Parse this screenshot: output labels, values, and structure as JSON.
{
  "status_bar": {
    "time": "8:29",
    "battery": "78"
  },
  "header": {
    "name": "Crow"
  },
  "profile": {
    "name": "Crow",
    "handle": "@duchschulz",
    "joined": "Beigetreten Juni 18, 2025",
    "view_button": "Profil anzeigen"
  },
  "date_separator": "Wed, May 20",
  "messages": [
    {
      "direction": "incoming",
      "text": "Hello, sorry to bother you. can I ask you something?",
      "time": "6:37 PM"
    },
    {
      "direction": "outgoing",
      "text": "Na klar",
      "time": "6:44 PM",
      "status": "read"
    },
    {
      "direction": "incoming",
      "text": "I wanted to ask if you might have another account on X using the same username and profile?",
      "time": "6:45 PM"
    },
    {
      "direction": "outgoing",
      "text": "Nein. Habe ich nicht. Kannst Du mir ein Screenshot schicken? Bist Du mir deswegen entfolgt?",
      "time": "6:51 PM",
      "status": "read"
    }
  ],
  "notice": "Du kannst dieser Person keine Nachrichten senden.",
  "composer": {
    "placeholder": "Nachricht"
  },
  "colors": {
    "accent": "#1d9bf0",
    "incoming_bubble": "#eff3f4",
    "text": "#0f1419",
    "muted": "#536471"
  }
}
::::
Read through the entries and copy each line in which "time" appears.

    "time": "8:29",
      "time": "6:37 PM"
      "time": "6:44 PM",
      "time": "6:45 PM"
      "time": "6:51 PM",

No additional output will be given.